What you are asked to do: Which lines hold the string "víctimas"? Copy every one of them.

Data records
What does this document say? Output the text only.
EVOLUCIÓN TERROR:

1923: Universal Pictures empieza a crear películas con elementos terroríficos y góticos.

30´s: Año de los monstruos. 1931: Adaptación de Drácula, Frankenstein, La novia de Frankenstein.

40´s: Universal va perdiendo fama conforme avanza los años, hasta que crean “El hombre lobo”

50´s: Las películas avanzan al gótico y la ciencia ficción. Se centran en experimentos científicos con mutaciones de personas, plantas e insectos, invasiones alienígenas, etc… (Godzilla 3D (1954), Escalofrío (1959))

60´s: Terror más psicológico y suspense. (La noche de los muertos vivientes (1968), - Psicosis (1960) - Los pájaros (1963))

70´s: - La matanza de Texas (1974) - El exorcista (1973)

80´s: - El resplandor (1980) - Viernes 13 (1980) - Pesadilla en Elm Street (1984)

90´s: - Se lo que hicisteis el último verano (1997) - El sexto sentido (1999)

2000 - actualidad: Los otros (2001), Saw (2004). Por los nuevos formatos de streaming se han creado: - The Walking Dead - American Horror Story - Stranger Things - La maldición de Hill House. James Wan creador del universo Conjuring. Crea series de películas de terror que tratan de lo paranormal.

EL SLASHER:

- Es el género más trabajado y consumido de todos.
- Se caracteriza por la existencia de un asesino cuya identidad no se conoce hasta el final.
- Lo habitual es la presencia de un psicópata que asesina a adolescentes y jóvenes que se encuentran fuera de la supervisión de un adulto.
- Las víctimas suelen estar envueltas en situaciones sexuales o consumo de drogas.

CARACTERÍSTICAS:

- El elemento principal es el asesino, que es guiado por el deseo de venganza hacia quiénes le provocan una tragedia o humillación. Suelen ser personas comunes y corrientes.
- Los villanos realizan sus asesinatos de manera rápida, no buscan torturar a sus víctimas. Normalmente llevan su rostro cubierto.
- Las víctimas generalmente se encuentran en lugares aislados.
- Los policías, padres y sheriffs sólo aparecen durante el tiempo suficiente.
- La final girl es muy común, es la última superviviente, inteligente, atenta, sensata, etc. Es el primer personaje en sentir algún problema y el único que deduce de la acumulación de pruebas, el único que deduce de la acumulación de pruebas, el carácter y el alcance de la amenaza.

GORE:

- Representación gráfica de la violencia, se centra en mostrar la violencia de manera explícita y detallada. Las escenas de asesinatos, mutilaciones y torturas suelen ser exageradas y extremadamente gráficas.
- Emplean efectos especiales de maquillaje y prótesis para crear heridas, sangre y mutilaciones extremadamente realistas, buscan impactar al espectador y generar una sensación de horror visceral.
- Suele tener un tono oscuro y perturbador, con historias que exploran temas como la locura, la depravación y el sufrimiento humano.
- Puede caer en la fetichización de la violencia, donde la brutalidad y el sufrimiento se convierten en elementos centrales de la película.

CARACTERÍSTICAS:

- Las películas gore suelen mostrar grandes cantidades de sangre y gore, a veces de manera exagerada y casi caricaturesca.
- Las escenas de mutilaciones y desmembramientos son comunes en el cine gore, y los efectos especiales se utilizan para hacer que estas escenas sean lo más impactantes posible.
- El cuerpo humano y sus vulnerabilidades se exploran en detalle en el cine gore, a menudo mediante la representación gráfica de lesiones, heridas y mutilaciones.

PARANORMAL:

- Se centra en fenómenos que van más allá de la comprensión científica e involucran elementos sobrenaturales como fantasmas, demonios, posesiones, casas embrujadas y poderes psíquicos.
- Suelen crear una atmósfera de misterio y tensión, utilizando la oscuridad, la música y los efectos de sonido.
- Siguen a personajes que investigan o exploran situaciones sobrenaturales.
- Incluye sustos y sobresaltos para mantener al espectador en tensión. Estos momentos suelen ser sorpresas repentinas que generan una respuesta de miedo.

Task answer:
- Las víctimas suelen estar envueltas en situaciones sexuales o consumo de drogas.
- Los villanos realizan sus asesinatos de manera rápida, no buscan torturar a sus víctimas. Normalmente llevan su rostro cubierto.
- Las víctimas generalmente se encuentran en lugares aislados.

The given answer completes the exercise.